● **WHAT YOU ARE ASKED TO DO**
Exactly repeat the full listing that follows.

#####

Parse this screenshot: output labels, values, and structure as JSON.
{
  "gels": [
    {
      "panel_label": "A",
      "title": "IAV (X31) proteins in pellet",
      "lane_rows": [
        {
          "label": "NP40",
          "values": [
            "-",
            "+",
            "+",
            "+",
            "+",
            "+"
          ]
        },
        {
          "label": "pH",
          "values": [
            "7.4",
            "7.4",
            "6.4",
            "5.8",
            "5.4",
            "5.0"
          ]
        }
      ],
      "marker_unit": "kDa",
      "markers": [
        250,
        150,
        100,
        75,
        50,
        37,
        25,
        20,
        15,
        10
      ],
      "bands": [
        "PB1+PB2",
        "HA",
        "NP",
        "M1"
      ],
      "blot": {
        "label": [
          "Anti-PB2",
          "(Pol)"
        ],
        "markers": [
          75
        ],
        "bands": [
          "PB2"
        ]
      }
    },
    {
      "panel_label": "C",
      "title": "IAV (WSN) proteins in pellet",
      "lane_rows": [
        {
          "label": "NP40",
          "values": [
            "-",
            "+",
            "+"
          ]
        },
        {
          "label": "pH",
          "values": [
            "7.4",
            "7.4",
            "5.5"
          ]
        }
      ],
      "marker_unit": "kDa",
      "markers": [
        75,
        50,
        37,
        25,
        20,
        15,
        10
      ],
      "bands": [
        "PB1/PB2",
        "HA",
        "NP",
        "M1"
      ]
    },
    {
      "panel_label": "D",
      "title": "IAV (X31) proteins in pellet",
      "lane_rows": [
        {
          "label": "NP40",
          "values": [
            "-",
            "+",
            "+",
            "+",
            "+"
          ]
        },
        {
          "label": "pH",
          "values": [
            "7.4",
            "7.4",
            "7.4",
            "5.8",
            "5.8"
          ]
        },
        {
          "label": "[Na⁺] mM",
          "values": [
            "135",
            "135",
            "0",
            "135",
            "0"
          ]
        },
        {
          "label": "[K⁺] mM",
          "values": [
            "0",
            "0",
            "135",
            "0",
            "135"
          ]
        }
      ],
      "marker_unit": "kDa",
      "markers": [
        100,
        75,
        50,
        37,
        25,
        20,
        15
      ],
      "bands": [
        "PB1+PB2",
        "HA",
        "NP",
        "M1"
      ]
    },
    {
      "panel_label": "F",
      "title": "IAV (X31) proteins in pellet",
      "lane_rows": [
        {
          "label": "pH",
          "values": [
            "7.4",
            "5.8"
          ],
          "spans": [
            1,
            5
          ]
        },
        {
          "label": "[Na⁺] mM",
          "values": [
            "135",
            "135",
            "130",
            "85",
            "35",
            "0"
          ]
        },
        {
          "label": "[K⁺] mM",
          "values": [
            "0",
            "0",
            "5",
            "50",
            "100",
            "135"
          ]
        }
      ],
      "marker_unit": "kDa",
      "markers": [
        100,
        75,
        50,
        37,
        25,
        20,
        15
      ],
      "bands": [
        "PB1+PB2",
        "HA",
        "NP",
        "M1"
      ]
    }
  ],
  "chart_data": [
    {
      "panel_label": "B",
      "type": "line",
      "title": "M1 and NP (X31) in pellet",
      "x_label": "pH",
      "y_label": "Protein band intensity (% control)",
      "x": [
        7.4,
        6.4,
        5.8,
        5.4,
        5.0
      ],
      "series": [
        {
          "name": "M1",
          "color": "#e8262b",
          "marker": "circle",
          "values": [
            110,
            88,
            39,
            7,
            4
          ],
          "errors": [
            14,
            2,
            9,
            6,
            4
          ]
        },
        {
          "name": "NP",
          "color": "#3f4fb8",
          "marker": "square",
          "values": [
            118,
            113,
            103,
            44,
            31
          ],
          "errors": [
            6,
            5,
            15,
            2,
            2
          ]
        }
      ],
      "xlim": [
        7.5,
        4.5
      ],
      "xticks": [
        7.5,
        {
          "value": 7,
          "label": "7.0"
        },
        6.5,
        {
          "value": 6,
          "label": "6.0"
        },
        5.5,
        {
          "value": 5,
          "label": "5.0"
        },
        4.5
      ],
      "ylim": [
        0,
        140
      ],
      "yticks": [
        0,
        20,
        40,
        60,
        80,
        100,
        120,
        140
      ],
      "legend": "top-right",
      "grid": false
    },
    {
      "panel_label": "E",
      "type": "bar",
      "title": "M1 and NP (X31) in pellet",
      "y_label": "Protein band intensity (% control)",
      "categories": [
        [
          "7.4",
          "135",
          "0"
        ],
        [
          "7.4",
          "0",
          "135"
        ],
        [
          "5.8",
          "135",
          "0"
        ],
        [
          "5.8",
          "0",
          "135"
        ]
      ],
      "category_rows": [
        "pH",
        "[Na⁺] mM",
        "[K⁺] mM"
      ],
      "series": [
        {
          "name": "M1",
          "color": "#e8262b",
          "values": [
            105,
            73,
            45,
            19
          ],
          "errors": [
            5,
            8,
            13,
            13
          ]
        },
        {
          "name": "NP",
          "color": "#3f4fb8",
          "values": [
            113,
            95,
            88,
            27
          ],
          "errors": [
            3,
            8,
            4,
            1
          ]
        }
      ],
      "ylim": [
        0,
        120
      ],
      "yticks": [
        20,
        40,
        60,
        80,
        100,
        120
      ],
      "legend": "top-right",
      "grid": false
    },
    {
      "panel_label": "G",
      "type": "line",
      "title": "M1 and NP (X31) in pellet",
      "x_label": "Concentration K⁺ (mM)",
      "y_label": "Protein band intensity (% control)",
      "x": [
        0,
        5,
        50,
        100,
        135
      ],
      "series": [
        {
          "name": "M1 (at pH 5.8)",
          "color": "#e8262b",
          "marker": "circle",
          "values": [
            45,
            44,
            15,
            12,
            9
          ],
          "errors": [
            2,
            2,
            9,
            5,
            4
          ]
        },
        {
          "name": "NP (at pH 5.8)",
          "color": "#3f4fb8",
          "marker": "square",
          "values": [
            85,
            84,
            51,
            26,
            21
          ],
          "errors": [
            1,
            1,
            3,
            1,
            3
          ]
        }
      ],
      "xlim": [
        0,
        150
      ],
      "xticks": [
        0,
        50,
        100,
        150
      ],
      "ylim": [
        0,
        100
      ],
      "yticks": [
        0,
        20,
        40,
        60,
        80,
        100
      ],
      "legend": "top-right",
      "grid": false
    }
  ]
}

#####

● **EXERCISE OUTPUT**
Parse this screenshot: output labels, values, and structure as JSON.
{
  "gels": [
    {
      "panel_label": "A",
      "title": "IAV (X31) proteins in pellet",
      "lane_rows": [
        {
          "label": "NP40",
          "values": [
            "-",
            "+",
            "+",
            "+",
            "+",
            "+"
          ]
        },
        {
          "label": "pH",
          "values": [
            "7.4",
            "7.4",
            "6.4",
            "5.8",
            "5.4",
            "5.0"
          ]
        }
      ],
      "marker_unit": "kDa",
      "markers": [
        250,
        150,
        100,
        75,
        50,
        37,
        25,
        20,
        15,
        10
      ],
      "bands": [
        "PB1+PB2",
        "HA",
        "NP",
        "M1"
      ],
      "blot": {
        "label": [
          "Anti-PB2",
          "(Pol)"
        ],
        "markers": [
          75
        ],
        "bands": [
          "PB2"
        ]
      }
    },
    {
      "panel_label": "C",
      "title": "IAV (WSN) proteins in pellet",
      "lane_rows": [
        {
          "label": "NP40",
          "values": [
            "-",
            "+",
            "+"
          ]
        },
        {
          "label": "pH",
          "values": [
            "7.4",
            "7.4",
            "5.5"
          ]
        }
      ],
      "marker_unit": "kDa",
      "markers": [
        75,
        50,
        37,
        25,
        20,
        15,
        10
      ],
      "bands": [
        "PB1/PB2",
        "HA",
        "NP",
        "M1"
      ]
    },
    {
      "panel_label": "D",
      "title": "IAV (X31) proteins in pellet",
      "lane_rows": [
        {
          "label": "NP40",
          "values": [
            "-",
            "+",
            "+",
            "+",
            "+"
          ]
        },
        {
          "label": "pH",
          "values": [
            "7.4",
            "7.4",
            "7.4",
            "5.8",
            "5.8"
          ]
        },
        {
          "label": "[Na⁺] mM",
          "values": [
            "135",
            "135",
            "0",
            "135",
            "0"
          ]
        },
        {
          "label": "[K⁺] mM",
          "values": [
            "0",
            "0",
            "135",
            "0",
            "135"
          ]
        }
      ],
      "marker_unit": "kDa",
      "markers": [
        100,
        75,
        50,
        37,
        25,
        20,
        15
      ],
      "bands": [
        "PB1+PB2",
        "HA",
        "NP",
        "M1"
      ]
    },
    {
      "panel_label": "F",
      "title": "IAV (X31) proteins in pellet",
      "lane_rows": [
        {
          "label": "pH",
          "values": [
            "7.4",
            "5.8"
          ],
          "spans": [
            1,
            5
          ]
        },
        {
          "label": "[Na⁺] mM",
          "values": [
            "135",
            "135",
            "130",
            "85",
            "35",
            "0"
          ]
        },
        {
          "label": "[K⁺] mM",
          "values": [
            "0",
            "0",
            "5",
            "50",
            "100",
            "135"
          ]
        }
      ],
      "marker_unit": "kDa",
      "markers": [
        100,
        75,
        50,
        37,
        25,
        20,
        15
      ],
      "bands": [
        "PB1+PB2",
        "HA",
        "NP",
        "M1"
      ]
    }
  ],
  "chart_data": [
    {
      "panel_label": "B",
      "type": "line",
      "title": "M1 and NP (X31) in pellet",
      "x_label": "pH",
      "y_label": "Protein band intensity (% control)",
      "x": [
        7.4,
        6.4,
        5.8,
        5.4,
        5.0
      ],
      "series": [
        {
          "name": "M1",
          "color": "#e8262b",
          "marker": "circle",
          "values": [
            110,
            88,
            39,
            7,
            4
          ],
          "errors": [
            14,
            2,
            9,
            6,
            4
          ]
        },
        {
          "name": "NP",
          "color": "#3f4fb8",
          "marker": "square",
          "values": [
            118,
            113,
            103,
            44,
            31
          ],
          "errors": [
            6,
            5,
            15,
            2,
            2
          ]
        }
      ],
      "xlim": [
        7.5,
        4.5
      ],
      "xticks": [
        7.5,
        {
          "value": 7,
          "label": "7.0"
        },
        6.5,
        {
          "value": 6,
          "label": "6.0"
        },
        5.5,
        {
          "value": 5,
          "label": "5.0"
        },
        4.5
      ],
      "ylim": [
        0,
        140
      ],
      "yticks": [
        0,
        20,
        40,
        60,
        80,
        100,
        120,
        140
      ],
      "legend": "top-right",
      "grid": false
    },
    {
      "panel_label": "E",
      "type": "bar",
      "title": "M1 and NP (X31) in pellet",
      "y_label": "Protein band intensity (% control)",
      "categories": [
        [
          "7.4",
          "135",
          "0"
        ],
        [
          "7.4",
          "0",
          "135"
        ],
        [
          "5.8",
          "135",
          "0"
        ],
        [
          "5.8",
          "0",
          "135"
        ]
      ],
      "category_rows": [
        "pH",
        "[Na⁺] mM",
        "[K⁺] mM"
      ],
      "series": [
        {
          "name": "M1",
          "color": "#e8262b",
          "values": [
            105,
            73,
            45,
            19
          ],
          "errors": [
            5,
            8,
            13,
            13
          ]
        },
        {
          "name": "NP",
          "color": "#3f4fb8",
          "values": [
            113,
            95,
            88,
            27
          ],
          "errors": [
            3,
            8,
            4,
            1
          ]
        }
      ],
      "ylim": [
        0,
        120
      ],
      "yticks": [
        20,
        40,
        60,
        80,
        100,
        120
      ],
      "legend": "top-right",
      "grid": false
    },
    {
      "panel_label": "G",
      "type": "line",
      "title": "M1 and NP (X31) in pellet",
      "x_label": "Concentration K⁺ (mM)",
      "y_label": "Protein band intensity (% control)",
      "x": [
        0,
        5,
        50,
        100,
        135
      ],
      "series": [
        {
          "name": "M1 (at pH 5.8)",
          "color": "#e8262b",
          "marker": "circle",
          "values": [
            45,
            44,
            15,
            12,
            9
          ],
          "errors": [
            2,
            2,
            9,
            5,
            4
          ]
        },
        {
          "name": "NP (at pH 5.8)",
          "color": "#3f4fb8",
          "marker": "square",
          "values": [
            85,
            84,
            51,
            26,
            21
          ],
          "errors": [
            1,
            1,
            3,
            1,
            3
          ]
        }
      ],
      "xlim": [
        0,
        150
      ],
      "xticks": [
        0,
        50,
        100,
        150
      ],
      "ylim": [
        0,
        100
      ],
      "yticks": [
        0,
        20,
        40,
        60,
        80,
        100
      ],
      "legend": "top-right",
      "grid": false
    }
  ]
}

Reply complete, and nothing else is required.